**Excerpted records**
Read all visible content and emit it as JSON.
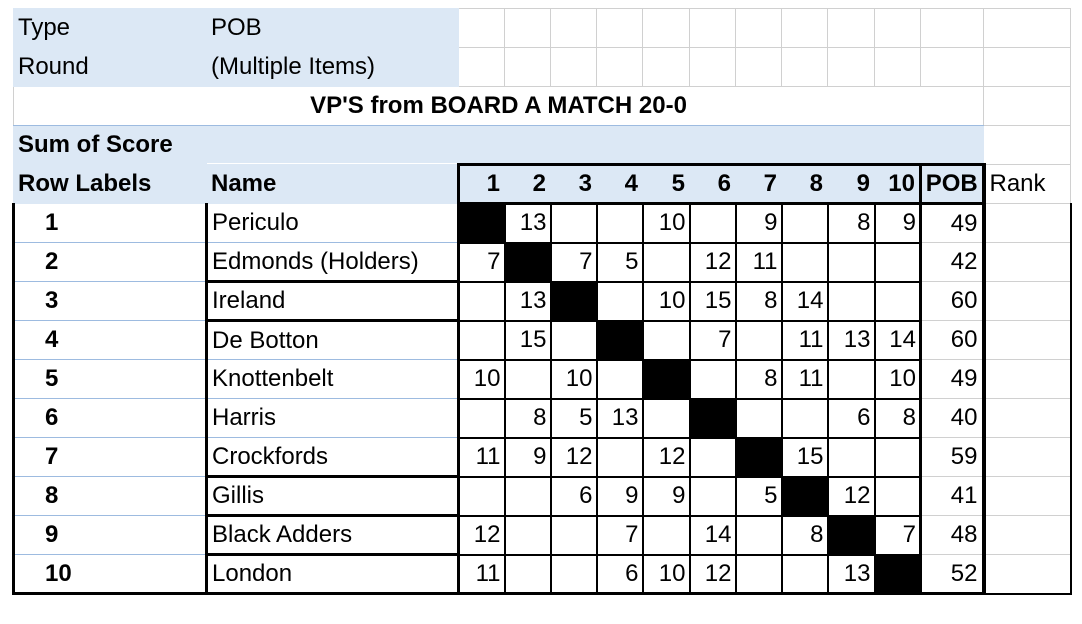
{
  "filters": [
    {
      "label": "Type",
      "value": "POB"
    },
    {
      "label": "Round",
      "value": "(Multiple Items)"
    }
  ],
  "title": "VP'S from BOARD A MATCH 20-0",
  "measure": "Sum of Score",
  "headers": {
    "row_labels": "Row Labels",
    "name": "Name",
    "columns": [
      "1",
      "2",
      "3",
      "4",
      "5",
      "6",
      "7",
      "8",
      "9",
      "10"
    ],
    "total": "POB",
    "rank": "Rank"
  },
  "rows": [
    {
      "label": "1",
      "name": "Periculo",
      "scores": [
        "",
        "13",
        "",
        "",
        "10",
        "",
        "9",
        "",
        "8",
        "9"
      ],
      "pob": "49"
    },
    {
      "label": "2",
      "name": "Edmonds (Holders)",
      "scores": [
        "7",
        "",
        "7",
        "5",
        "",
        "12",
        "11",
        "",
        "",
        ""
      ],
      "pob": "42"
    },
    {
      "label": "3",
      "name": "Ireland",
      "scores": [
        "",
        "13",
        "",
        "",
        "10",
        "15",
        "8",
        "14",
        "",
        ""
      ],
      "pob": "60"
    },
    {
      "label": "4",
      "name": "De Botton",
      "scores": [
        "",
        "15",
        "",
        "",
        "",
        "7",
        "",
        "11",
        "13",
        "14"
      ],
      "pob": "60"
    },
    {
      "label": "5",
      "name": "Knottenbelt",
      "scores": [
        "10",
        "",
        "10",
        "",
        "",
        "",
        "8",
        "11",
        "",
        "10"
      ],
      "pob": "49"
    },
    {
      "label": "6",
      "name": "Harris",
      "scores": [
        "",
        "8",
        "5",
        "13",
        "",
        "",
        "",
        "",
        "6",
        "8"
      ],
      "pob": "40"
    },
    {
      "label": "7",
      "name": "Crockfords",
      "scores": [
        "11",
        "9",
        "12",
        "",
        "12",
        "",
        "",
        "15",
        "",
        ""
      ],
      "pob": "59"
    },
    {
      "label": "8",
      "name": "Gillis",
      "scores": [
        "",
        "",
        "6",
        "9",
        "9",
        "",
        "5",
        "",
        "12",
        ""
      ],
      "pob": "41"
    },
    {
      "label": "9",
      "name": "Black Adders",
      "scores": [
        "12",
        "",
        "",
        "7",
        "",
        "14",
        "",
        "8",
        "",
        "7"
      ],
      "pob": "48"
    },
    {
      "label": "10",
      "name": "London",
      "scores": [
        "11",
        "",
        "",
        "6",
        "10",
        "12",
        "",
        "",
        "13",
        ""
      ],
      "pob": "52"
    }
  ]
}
...
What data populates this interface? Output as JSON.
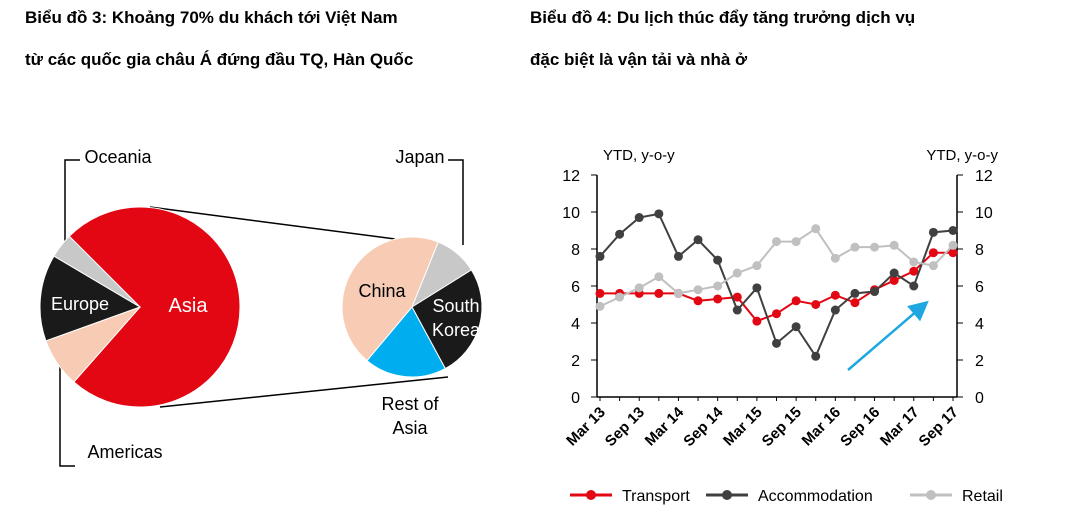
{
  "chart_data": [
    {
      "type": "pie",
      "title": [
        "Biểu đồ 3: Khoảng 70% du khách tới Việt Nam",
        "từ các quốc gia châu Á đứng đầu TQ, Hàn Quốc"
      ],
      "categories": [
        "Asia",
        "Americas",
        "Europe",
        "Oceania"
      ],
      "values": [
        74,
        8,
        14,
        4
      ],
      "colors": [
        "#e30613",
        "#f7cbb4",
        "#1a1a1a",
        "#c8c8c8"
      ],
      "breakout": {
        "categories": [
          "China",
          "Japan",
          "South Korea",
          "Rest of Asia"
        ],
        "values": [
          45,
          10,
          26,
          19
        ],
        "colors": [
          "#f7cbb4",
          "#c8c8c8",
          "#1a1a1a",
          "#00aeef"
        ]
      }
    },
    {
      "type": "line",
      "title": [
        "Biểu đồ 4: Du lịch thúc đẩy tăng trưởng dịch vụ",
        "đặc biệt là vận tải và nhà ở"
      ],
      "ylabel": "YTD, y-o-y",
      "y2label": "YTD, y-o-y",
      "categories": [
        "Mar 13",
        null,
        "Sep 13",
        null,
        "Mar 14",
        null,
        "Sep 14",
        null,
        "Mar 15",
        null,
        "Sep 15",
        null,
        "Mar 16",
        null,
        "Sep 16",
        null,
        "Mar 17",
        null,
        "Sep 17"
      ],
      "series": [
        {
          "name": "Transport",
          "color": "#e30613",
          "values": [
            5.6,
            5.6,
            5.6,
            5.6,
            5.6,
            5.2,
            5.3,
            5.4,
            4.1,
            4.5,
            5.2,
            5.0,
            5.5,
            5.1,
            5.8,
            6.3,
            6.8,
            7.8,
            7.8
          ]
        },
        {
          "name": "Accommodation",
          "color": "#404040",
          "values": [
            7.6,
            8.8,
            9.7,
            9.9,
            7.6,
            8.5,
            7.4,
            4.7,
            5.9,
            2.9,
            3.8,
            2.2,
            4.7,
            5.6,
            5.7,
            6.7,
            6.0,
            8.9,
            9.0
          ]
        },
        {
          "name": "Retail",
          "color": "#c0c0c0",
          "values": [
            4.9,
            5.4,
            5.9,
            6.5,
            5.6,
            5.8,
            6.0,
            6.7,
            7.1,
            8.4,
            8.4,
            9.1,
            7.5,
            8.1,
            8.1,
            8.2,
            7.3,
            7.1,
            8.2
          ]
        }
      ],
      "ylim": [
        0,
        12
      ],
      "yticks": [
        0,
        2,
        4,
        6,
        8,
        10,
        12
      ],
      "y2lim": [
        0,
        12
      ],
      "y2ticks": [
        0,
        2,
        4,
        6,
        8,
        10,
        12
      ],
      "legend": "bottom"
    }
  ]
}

**Work to do**
Which lines in the data above contain "JSON"? Show each one.

**Solution**
Read all visible content and emit it as JSON.
What data populates this interface? Output as JSON.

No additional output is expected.